§ What you should do
Write out the material exactly, leaving every picture behind.
======
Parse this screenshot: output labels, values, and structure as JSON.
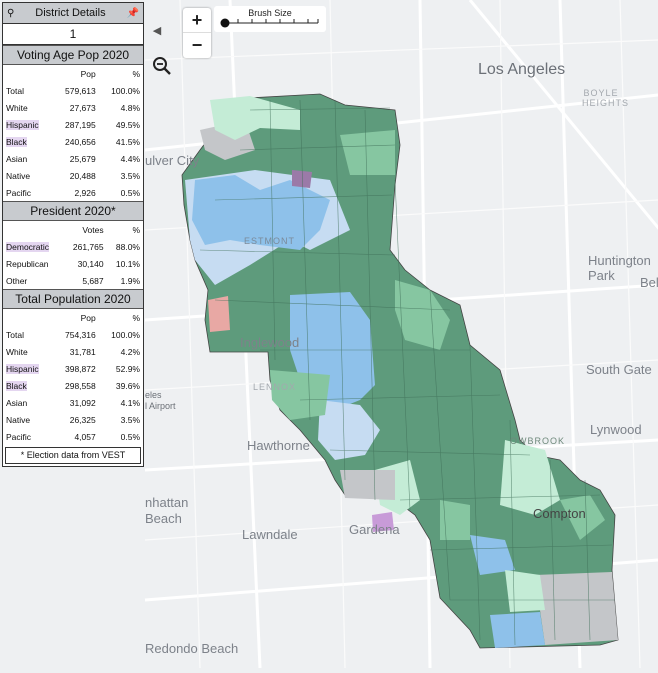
{
  "panel": {
    "title": "District Details",
    "district_number": "1",
    "voting_age": {
      "heading": "Voting Age Pop 2020",
      "col_pop": "Pop",
      "col_pct": "%",
      "rows": [
        {
          "label": "Total",
          "pop": "579,613",
          "pct": "100.0%"
        },
        {
          "label": "White",
          "pop": "27,673",
          "pct": "4.8%"
        },
        {
          "label": "Hispanic",
          "pop": "287,195",
          "pct": "49.5%"
        },
        {
          "label": "Black",
          "pop": "240,656",
          "pct": "41.5%"
        },
        {
          "label": "Asian",
          "pop": "25,679",
          "pct": "4.4%"
        },
        {
          "label": "Native",
          "pop": "20,488",
          "pct": "3.5%"
        },
        {
          "label": "Pacific",
          "pop": "2,926",
          "pct": "0.5%"
        }
      ]
    },
    "president": {
      "heading": "President 2020*",
      "col_votes": "Votes",
      "col_pct": "%",
      "rows": [
        {
          "label": "Democratic",
          "votes": "261,765",
          "pct": "88.0%"
        },
        {
          "label": "Republican",
          "votes": "30,140",
          "pct": "10.1%"
        },
        {
          "label": "Other",
          "votes": "5,687",
          "pct": "1.9%"
        }
      ]
    },
    "total_pop": {
      "heading": "Total Population 2020",
      "col_pop": "Pop",
      "col_pct": "%",
      "rows": [
        {
          "label": "Total",
          "pop": "754,316",
          "pct": "100.0%"
        },
        {
          "label": "White",
          "pop": "31,781",
          "pct": "4.2%"
        },
        {
          "label": "Hispanic",
          "pop": "398,872",
          "pct": "52.9%"
        },
        {
          "label": "Black",
          "pop": "298,558",
          "pct": "39.6%"
        },
        {
          "label": "Asian",
          "pop": "31,092",
          "pct": "4.1%"
        },
        {
          "label": "Native",
          "pop": "26,325",
          "pct": "3.5%"
        },
        {
          "label": "Pacific",
          "pop": "4,057",
          "pct": "0.5%"
        }
      ]
    },
    "footnote": "* Election data from VEST"
  },
  "map_controls": {
    "zoom_in": "+",
    "zoom_out": "−",
    "collapse": "◀",
    "brush_label": "Brush Size"
  },
  "map_labels": {
    "los_angeles": "Los Angeles",
    "boyle_heights": "BOYLE HEIGHTS",
    "culver_city": "ulver City",
    "huntington_park": "Huntington Park",
    "bell": "Bel",
    "south_gate": "South Gate",
    "lynwood": "Lynwood",
    "inglewood": "Inglewood",
    "lennox": "LENNOX",
    "airport_line1": "eles",
    "airport_line2": "l Airport",
    "hawthorne": "Hawthorne",
    "manhattan_beach_1": "nhattan",
    "manhattan_beach_2": "Beach",
    "lawndale": "Lawndale",
    "gardena": "Gardena",
    "compton": "Compton",
    "westmont": "ESTMONT",
    "willowbrook": "OWBROOK",
    "redondo": "Redondo Beach"
  },
  "colors": {
    "dark_green": "#5e9b7c",
    "mid_green": "#86c6a1",
    "light_green": "#c4ecd6",
    "blue": "#8ec1ea",
    "light_blue": "#c6dcf2",
    "gray": "#c4c6c9",
    "purple": "#c89bd8",
    "red": "#e8a8a4",
    "highlight": "#e4d6f0"
  }
}
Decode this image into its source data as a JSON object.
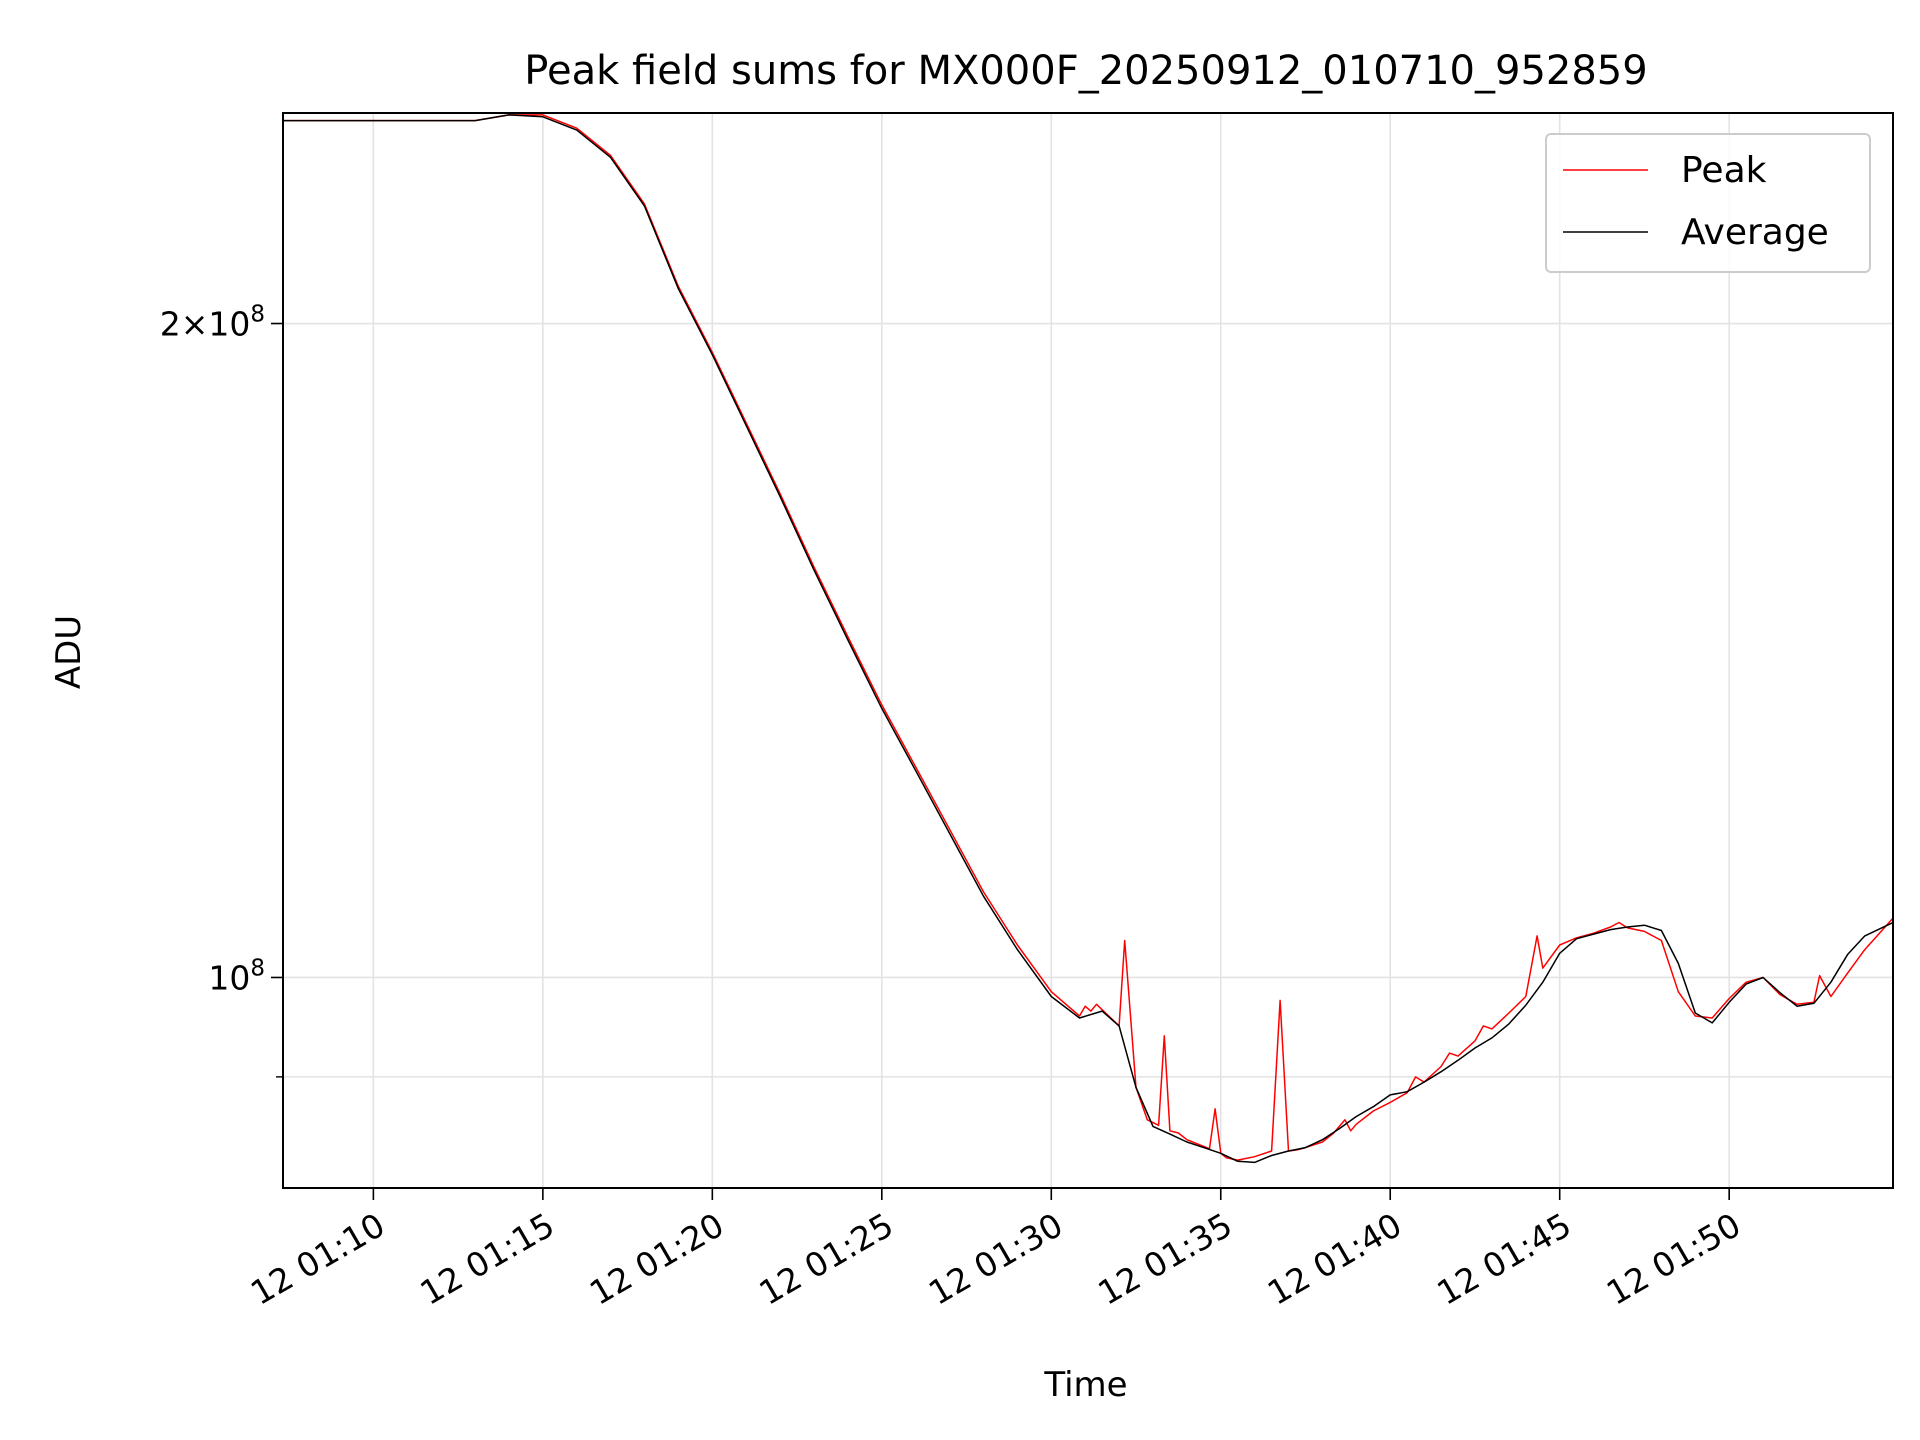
======
§ The result
Parse this screenshot: output labels, values, and structure as JSON.
{
  "panel": {
    "title": "District Details",
    "district_number": "1",
    "voting_age": {
      "heading": "Voting Age Pop 2020",
      "col_pop": "Pop",
      "col_pct": "%",
      "rows": [
        {
          "label": "Total",
          "pop": "579,613",
          "pct": "100.0%"
        },
        {
          "label": "White",
          "pop": "27,673",
          "pct": "4.8%"
        },
        {
          "label": "Hispanic",
          "pop": "287,195",
          "pct": "49.5%"
        },
        {
          "label": "Black",
          "pop": "240,656",
          "pct": "41.5%"
        },
        {
          "label": "Asian",
          "pop": "25,679",
          "pct": "4.4%"
        },
        {
          "label": "Native",
          "pop": "20,488",
          "pct": "3.5%"
        },
        {
          "label": "Pacific",
          "pop": "2,926",
          "pct": "0.5%"
        }
      ]
    },
    "president": {
      "heading": "President 2020*",
      "col_votes": "Votes",
      "col_pct": "%",
      "rows": [
        {
          "label": "Democratic",
          "votes": "261,765",
          "pct": "88.0%"
        },
        {
          "label": "Republican",
          "votes": "30,140",
          "pct": "10.1%"
        },
        {
          "label": "Other",
          "votes": "5,687",
          "pct": "1.9%"
        }
      ]
    },
    "total_pop": {
      "heading": "Total Population 2020",
      "col_pop": "Pop",
      "col_pct": "%",
      "rows": [
        {
          "label": "Total",
          "pop": "754,316",
          "pct": "100.0%"
        },
        {
          "label": "White",
          "pop": "31,781",
          "pct": "4.2%"
        },
        {
          "label": "Hispanic",
          "pop": "398,872",
          "pct": "52.9%"
        },
        {
          "label": "Black",
          "pop": "298,558",
          "pct": "39.6%"
        },
        {
          "label": "Asian",
          "pop": "31,092",
          "pct": "4.1%"
        },
        {
          "label": "Native",
          "pop": "26,325",
          "pct": "3.5%"
        },
        {
          "label": "Pacific",
          "pop": "4,057",
          "pct": "0.5%"
        }
      ]
    },
    "footnote": "* Election data from VEST"
  },
  "map_controls": {
    "zoom_in": "+",
    "zoom_out": "−",
    "collapse": "◀",
    "brush_label": "Brush Size"
  },
  "map_labels": {
    "los_angeles": "Los Angeles",
    "boyle_heights": "BOYLE HEIGHTS",
    "culver_city": "ulver City",
    "huntington_park": "Huntington Park",
    "bell": "Bel",
    "south_gate": "South Gate",
    "lynwood": "Lynwood",
    "inglewood": "Inglewood",
    "lennox": "LENNOX",
    "airport_line1": "eles",
    "airport_line2": "l Airport",
    "hawthorne": "Hawthorne",
    "manhattan_beach_1": "nhattan",
    "manhattan_beach_2": "Beach",
    "lawndale": "Lawndale",
    "gardena": "Gardena",
    "compton": "Compton",
    "westmont": "ESTMONT",
    "willowbrook": "OWBROOK",
    "redondo": "Redondo Beach"
  },
  "colors": {
    "dark_green": "#5e9b7c",
    "mid_green": "#86c6a1",
    "light_green": "#c4ecd6",
    "blue": "#8ec1ea",
    "light_blue": "#c6dcf2",
    "gray": "#c4c6c9",
    "purple": "#c89bd8",
    "red": "#e8a8a4",
    "highlight": "#e4d6f0"
  }
}
Decode this image into its source data as a JSON object.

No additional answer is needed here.